• _TASK REQUIREMENTS_
A partial copy is required: transcribe exactly the lines from the one containing "What does this" through the last line below, without any pictures.

• _SUPPLIED INFORMATION_
------------------------------
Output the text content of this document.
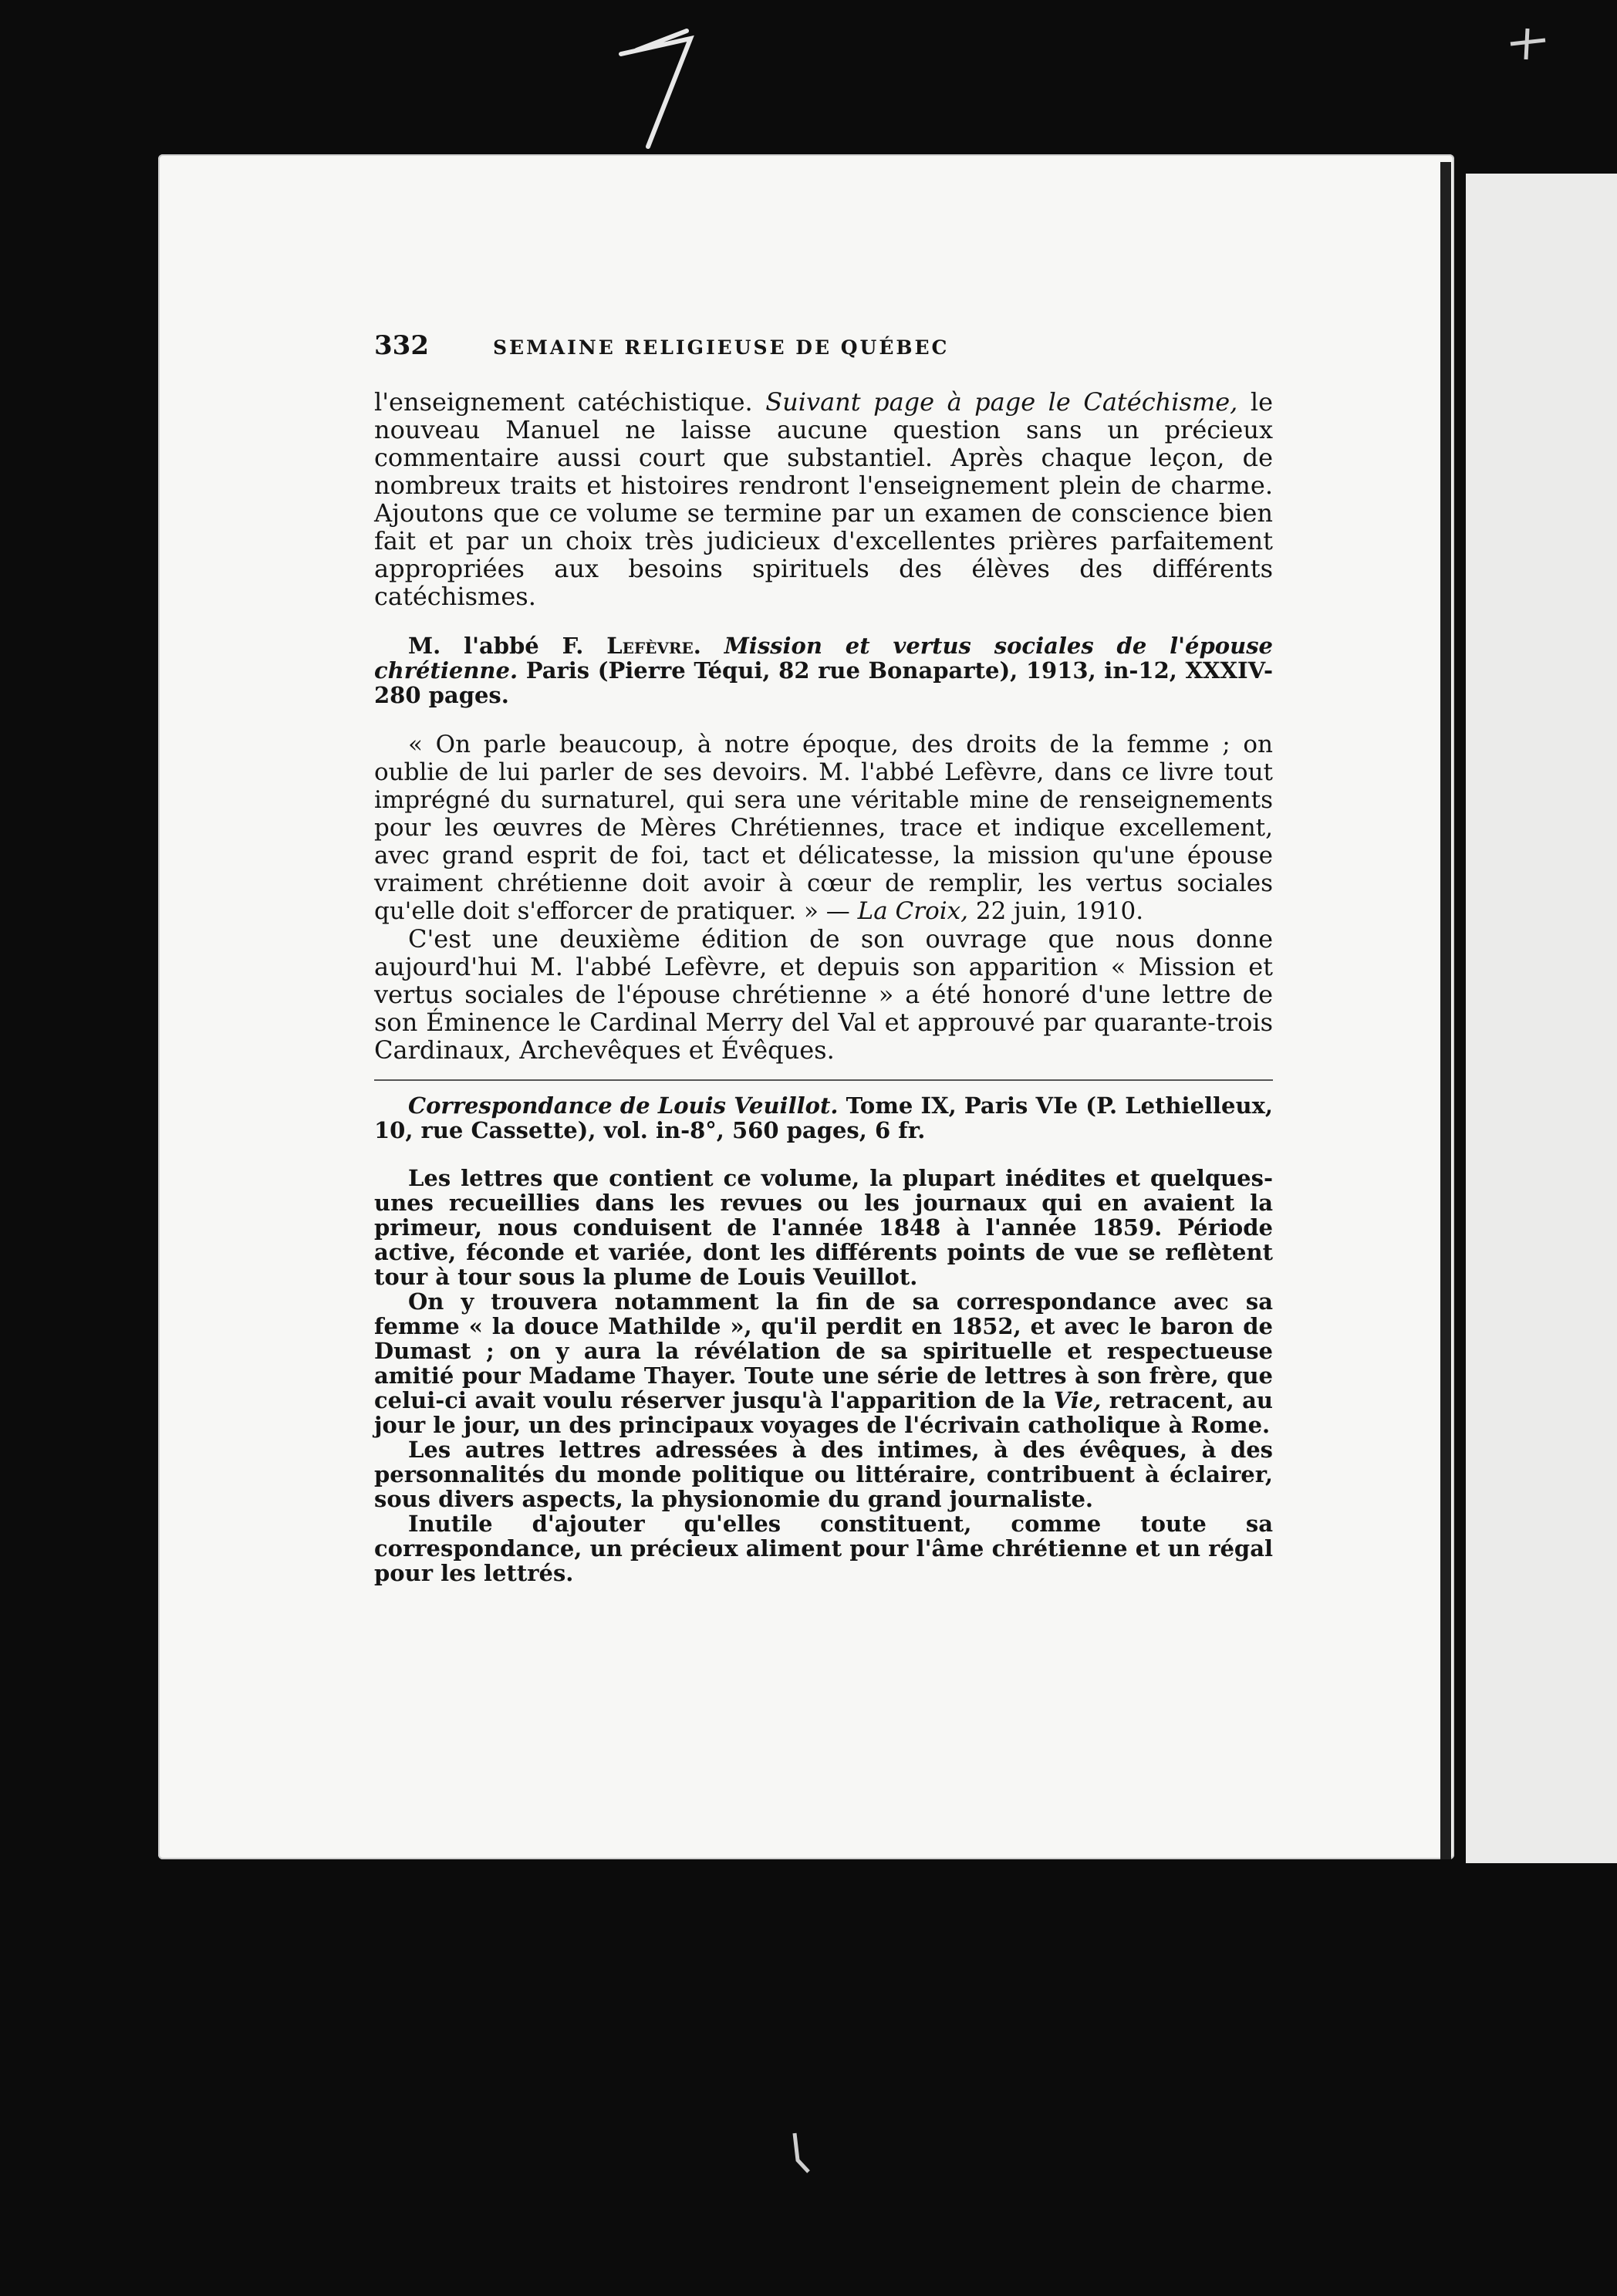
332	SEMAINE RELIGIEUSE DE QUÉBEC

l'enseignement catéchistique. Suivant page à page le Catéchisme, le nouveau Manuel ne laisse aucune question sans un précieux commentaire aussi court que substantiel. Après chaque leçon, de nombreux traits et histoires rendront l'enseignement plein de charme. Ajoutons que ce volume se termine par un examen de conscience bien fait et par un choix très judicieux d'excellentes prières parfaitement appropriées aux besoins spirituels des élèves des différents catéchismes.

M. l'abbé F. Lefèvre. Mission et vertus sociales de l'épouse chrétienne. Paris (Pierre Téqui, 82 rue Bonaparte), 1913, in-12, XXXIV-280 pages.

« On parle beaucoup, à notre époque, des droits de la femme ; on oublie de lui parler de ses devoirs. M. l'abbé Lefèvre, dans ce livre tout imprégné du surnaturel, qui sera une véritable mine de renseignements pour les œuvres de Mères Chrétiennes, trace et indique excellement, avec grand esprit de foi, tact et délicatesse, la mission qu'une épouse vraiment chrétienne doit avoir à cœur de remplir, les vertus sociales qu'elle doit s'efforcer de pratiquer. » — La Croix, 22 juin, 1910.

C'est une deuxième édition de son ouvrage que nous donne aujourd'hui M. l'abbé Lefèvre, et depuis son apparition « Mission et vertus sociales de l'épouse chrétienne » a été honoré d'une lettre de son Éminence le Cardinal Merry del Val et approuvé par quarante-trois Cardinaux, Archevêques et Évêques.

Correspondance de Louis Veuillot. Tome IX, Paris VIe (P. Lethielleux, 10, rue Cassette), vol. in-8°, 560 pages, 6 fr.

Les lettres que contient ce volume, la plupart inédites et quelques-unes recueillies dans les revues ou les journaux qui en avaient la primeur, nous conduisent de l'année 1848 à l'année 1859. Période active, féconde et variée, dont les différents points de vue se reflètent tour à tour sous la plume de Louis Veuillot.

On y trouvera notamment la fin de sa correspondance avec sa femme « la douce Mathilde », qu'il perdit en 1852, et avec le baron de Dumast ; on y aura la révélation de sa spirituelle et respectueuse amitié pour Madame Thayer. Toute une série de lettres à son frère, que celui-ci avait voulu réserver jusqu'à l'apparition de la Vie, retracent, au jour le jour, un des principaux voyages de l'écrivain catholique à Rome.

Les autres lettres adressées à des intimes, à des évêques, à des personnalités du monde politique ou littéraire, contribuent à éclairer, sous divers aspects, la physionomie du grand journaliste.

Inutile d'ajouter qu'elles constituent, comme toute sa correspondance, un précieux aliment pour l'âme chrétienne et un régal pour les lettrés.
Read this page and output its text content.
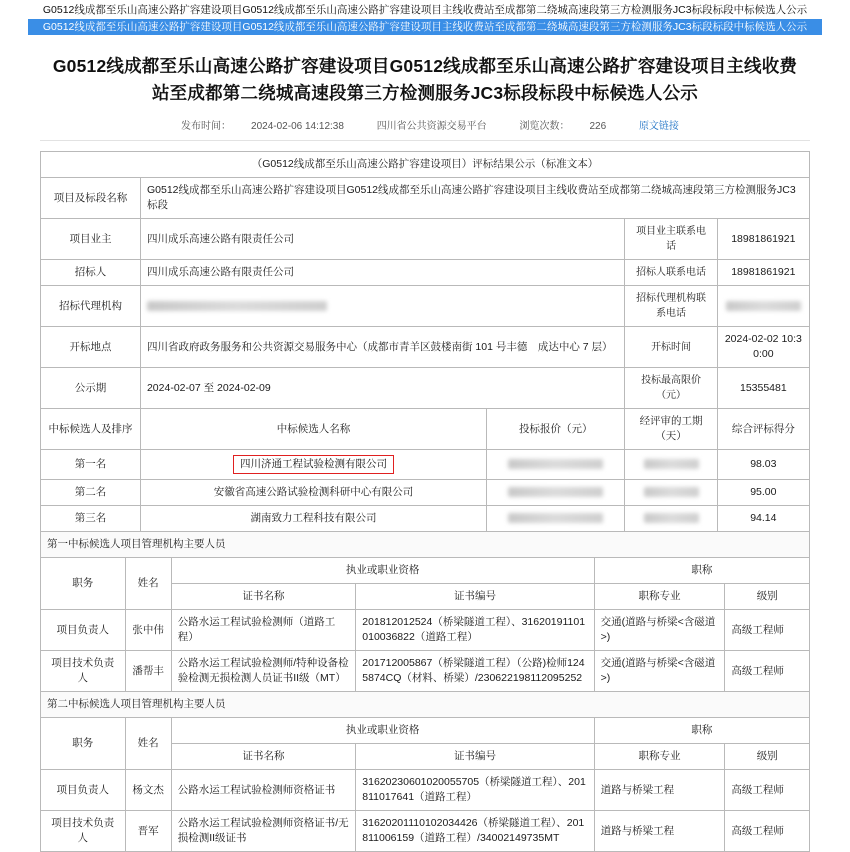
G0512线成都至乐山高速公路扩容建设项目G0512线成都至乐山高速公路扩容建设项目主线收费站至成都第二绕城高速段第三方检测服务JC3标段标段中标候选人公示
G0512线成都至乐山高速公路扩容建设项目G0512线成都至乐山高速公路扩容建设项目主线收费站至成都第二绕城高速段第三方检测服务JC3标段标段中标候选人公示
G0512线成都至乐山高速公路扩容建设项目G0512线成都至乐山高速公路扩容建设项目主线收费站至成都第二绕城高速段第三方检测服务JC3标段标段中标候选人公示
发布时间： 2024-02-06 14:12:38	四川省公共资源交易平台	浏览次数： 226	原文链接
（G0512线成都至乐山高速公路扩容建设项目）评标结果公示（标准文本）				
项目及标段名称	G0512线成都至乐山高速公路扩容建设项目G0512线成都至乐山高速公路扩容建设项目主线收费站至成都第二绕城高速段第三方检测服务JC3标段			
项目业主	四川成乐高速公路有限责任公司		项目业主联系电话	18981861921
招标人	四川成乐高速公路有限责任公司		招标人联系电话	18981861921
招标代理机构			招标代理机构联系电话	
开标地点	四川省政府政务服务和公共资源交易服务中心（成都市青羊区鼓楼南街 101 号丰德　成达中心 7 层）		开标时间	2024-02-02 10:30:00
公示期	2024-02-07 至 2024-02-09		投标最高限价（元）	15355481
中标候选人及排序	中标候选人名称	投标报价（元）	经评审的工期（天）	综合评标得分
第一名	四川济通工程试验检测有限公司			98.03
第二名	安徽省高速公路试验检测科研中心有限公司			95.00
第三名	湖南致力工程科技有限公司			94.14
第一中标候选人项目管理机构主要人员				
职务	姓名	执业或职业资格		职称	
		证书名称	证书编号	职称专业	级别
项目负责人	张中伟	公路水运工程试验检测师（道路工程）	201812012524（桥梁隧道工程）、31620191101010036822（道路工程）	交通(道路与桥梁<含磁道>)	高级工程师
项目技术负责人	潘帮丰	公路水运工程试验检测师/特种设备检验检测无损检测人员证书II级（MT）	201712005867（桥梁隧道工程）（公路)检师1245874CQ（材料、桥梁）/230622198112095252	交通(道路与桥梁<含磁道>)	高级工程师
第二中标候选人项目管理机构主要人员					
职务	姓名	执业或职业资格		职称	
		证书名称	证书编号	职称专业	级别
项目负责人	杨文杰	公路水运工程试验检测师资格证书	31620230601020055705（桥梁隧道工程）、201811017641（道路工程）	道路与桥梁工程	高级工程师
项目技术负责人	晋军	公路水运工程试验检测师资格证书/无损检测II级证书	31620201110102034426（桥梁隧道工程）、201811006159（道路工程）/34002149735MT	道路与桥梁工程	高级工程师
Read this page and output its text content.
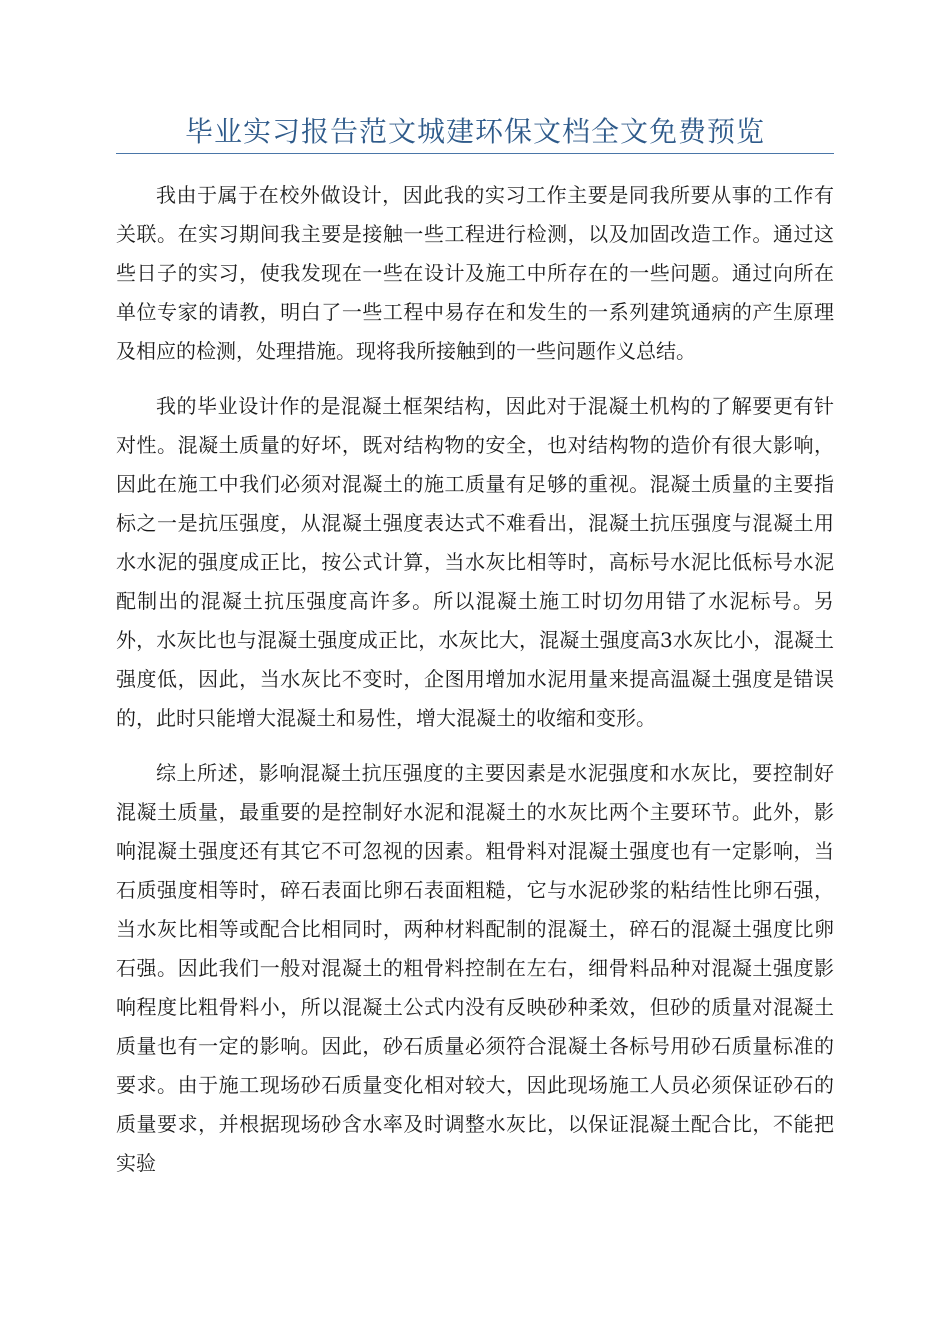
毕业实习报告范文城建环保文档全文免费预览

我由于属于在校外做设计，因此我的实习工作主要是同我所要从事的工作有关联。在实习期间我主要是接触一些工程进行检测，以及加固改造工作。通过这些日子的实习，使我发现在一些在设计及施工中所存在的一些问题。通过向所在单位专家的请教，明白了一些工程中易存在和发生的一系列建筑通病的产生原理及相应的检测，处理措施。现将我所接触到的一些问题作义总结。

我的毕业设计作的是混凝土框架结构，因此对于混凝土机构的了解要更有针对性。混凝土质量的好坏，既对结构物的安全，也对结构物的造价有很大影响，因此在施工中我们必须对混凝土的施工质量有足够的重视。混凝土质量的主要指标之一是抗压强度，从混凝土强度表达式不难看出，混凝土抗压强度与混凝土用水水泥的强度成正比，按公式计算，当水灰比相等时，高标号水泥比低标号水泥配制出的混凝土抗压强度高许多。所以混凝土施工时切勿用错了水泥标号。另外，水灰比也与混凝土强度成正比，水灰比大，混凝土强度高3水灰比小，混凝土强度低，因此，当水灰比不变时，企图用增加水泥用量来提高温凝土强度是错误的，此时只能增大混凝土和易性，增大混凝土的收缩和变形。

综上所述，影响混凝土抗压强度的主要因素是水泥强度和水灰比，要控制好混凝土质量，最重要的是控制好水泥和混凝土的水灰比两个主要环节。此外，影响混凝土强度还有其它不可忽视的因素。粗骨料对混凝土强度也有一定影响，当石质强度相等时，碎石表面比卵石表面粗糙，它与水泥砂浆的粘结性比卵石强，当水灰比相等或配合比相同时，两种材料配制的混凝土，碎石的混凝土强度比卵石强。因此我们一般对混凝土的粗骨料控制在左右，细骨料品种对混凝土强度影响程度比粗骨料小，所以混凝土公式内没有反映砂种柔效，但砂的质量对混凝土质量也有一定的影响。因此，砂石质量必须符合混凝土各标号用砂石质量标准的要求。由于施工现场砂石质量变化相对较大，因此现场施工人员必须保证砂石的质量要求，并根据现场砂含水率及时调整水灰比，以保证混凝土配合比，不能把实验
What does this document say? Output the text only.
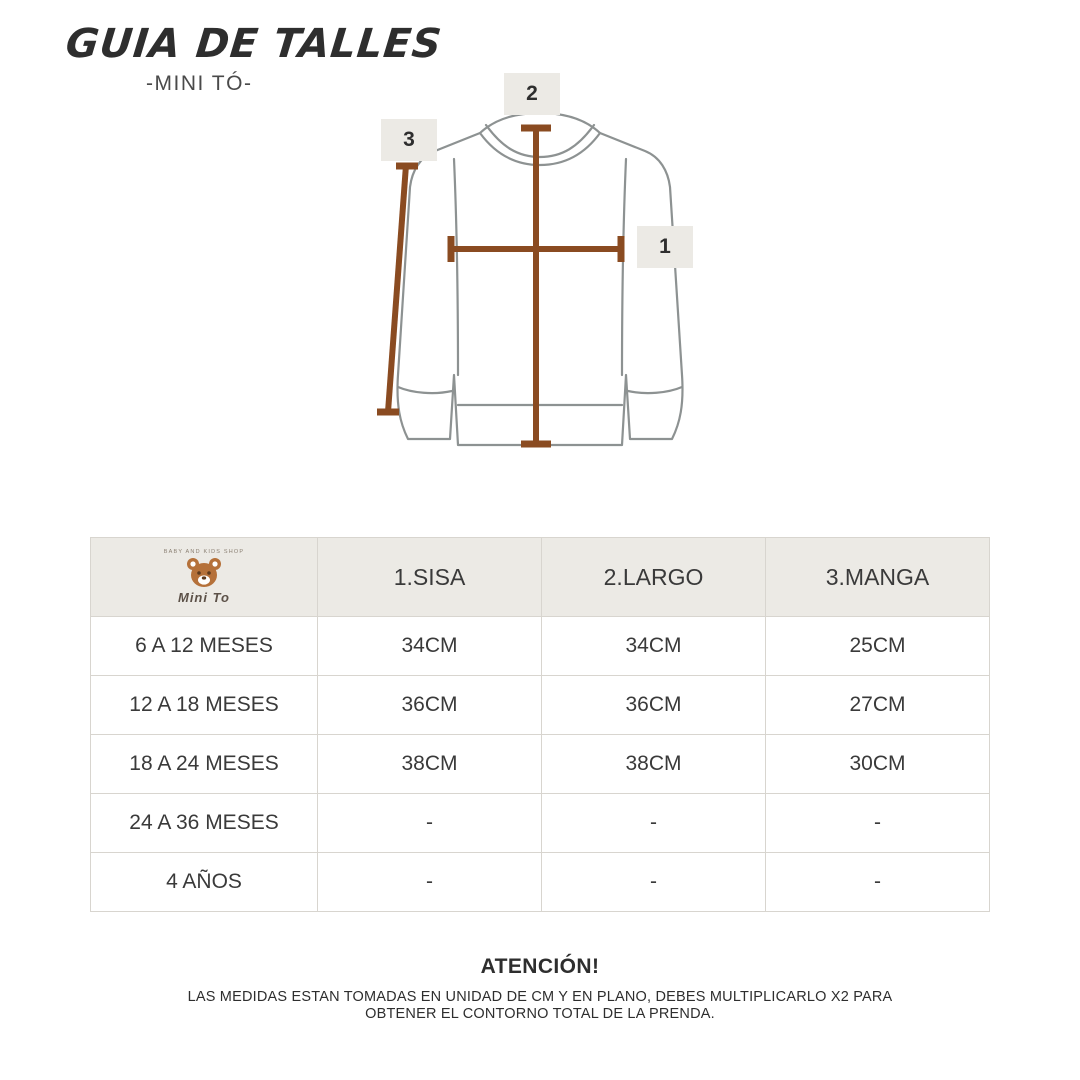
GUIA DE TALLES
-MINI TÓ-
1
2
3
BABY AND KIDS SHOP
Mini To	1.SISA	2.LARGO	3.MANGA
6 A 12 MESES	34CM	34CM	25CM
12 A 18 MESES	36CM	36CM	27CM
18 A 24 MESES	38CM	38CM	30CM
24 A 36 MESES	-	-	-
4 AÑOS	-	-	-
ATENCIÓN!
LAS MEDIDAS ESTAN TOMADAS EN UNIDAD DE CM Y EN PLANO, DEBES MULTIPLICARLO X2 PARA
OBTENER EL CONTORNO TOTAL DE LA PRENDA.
------------------------------
• _SOLUTION_
What does this document say? Output the text only.
GUIA DE TALLES
-MINI TÓ-
1
2
3
BABY AND KIDS SHOP
Mini To	1.SISA	2.LARGO	3.MANGA
6 A 12 MESES	34CM	34CM	25CM
12 A 18 MESES	36CM	36CM	27CM
18 A 24 MESES	38CM	38CM	30CM
24 A 36 MESES	-	-	-
4 AÑOS	-	-	-
ATENCIÓN!
LAS MEDIDAS ESTAN TOMADAS EN UNIDAD DE CM Y EN PLANO, DEBES MULTIPLICARLO X2 PARA
OBTENER EL CONTORNO TOTAL DE LA PRENDA.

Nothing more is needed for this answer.